_Task directions_
Please pull out every line that includes the string "speech".
##### Dataset #####
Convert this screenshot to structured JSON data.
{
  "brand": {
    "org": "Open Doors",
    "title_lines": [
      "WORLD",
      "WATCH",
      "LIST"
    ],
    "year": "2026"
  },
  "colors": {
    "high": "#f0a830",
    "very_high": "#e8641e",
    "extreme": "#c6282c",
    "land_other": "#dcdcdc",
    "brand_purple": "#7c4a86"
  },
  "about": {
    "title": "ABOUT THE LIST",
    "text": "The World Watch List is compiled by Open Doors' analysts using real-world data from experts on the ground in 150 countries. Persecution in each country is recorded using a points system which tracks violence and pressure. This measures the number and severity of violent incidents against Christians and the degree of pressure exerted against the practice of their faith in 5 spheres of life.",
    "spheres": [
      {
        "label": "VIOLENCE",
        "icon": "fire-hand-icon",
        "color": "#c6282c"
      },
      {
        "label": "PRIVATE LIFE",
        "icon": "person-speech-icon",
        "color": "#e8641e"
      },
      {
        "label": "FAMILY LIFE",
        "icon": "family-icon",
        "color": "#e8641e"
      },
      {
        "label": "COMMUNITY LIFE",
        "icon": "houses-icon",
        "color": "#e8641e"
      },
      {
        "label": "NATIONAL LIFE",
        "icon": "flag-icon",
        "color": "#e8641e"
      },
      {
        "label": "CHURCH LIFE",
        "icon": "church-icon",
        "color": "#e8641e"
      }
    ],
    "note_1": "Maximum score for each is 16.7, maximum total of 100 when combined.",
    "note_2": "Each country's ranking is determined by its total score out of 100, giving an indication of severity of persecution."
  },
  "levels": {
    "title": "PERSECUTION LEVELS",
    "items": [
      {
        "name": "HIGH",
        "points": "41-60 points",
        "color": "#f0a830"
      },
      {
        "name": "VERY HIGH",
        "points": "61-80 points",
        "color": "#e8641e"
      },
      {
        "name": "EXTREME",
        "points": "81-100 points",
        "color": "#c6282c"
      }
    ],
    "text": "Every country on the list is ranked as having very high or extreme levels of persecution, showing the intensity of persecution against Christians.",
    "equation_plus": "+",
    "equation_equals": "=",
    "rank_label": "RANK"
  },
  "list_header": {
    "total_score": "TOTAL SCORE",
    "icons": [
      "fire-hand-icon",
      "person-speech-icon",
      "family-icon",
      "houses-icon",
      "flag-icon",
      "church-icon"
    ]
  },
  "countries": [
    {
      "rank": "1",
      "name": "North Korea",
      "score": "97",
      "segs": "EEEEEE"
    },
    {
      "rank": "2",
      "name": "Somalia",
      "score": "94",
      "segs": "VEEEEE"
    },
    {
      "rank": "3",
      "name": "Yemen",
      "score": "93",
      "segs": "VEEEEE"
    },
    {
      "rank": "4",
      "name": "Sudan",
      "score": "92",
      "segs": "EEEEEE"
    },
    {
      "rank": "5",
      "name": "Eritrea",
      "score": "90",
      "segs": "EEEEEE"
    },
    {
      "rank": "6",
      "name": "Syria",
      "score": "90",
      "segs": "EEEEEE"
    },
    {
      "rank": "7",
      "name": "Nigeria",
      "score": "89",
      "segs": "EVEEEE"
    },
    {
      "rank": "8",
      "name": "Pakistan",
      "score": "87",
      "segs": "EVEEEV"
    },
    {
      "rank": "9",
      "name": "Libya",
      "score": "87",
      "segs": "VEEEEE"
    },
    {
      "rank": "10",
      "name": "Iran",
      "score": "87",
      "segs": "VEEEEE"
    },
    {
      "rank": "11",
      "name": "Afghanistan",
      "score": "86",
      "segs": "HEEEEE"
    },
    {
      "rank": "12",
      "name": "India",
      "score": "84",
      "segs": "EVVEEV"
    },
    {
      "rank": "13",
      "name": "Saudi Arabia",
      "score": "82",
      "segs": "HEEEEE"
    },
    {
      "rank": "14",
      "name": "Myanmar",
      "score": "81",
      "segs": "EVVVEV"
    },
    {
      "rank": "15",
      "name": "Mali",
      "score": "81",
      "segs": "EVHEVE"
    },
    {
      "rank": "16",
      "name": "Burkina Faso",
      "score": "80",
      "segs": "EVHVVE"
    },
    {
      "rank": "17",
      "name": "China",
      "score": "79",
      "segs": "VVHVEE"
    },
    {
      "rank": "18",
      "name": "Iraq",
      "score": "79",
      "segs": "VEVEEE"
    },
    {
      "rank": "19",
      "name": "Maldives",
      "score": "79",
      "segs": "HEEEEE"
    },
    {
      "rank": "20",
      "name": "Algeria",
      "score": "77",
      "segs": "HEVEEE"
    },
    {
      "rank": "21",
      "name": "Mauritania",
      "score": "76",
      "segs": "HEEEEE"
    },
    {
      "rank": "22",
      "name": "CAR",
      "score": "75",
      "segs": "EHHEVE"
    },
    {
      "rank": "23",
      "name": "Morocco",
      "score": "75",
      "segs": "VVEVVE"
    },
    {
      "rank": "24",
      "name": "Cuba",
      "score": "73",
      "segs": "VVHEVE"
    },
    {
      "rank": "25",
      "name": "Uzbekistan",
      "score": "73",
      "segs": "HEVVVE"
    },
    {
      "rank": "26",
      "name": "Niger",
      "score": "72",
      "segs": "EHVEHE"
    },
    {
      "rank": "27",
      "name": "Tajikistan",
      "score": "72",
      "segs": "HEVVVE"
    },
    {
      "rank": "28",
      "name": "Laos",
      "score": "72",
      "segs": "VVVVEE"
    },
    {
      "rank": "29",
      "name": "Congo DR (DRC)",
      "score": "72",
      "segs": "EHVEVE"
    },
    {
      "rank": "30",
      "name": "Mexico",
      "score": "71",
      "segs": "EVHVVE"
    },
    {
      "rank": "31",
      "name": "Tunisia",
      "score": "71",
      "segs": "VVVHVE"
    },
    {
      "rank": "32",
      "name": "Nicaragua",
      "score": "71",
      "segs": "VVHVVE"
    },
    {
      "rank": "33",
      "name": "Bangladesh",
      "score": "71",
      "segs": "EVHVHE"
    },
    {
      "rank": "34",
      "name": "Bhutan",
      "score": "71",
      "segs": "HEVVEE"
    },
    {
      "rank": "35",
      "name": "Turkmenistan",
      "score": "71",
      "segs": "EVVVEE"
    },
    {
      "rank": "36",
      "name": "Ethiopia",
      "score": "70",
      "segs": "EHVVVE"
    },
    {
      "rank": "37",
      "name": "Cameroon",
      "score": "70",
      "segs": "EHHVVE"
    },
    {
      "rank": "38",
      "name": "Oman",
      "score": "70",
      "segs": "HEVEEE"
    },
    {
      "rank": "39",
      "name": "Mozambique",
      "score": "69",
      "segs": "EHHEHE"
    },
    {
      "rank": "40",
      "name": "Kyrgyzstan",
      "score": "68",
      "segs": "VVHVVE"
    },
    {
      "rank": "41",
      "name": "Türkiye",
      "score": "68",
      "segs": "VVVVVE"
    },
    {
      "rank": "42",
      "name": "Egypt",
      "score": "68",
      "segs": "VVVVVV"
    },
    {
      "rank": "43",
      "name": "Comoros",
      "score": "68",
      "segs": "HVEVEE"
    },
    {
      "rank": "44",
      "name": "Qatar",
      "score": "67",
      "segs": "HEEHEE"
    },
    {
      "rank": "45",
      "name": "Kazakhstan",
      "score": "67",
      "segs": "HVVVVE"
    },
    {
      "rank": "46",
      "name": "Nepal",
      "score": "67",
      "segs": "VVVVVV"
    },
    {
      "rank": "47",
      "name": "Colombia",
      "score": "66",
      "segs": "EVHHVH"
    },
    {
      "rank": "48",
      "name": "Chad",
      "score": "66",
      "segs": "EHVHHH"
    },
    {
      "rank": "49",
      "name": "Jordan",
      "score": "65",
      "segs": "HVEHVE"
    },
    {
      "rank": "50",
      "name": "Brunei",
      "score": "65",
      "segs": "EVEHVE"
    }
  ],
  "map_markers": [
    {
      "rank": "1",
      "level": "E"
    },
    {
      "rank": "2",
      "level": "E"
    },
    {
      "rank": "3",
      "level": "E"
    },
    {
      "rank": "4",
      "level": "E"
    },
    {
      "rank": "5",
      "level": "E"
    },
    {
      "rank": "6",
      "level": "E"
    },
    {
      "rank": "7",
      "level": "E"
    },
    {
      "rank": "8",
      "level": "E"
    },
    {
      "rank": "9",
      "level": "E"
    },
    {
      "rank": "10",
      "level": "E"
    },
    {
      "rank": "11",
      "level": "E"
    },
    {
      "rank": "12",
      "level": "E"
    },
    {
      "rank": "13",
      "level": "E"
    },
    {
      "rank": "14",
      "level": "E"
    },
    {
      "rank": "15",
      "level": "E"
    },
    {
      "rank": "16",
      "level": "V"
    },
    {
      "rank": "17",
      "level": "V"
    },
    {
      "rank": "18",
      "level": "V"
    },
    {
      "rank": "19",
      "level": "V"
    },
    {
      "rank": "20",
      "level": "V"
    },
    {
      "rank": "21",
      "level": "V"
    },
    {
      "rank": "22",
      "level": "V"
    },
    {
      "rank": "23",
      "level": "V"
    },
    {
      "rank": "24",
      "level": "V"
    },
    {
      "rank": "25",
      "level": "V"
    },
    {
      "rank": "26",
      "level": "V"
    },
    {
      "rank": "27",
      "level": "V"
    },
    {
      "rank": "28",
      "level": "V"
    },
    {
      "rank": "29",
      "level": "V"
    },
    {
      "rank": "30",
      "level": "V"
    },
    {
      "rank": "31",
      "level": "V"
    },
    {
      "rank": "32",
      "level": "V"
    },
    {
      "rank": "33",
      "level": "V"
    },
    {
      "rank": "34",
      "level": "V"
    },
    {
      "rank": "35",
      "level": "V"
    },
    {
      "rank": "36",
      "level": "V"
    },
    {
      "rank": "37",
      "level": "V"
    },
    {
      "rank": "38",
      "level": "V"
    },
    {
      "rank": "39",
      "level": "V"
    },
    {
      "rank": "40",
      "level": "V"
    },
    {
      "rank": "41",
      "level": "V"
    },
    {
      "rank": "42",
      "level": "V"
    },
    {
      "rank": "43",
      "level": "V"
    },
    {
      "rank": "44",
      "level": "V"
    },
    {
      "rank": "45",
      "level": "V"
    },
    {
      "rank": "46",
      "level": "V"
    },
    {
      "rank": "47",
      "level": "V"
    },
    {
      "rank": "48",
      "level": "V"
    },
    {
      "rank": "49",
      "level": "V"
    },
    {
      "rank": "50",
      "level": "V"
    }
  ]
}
#####
_Output of the task_
        "icon": "person-speech-icon",
      "person-speech-icon",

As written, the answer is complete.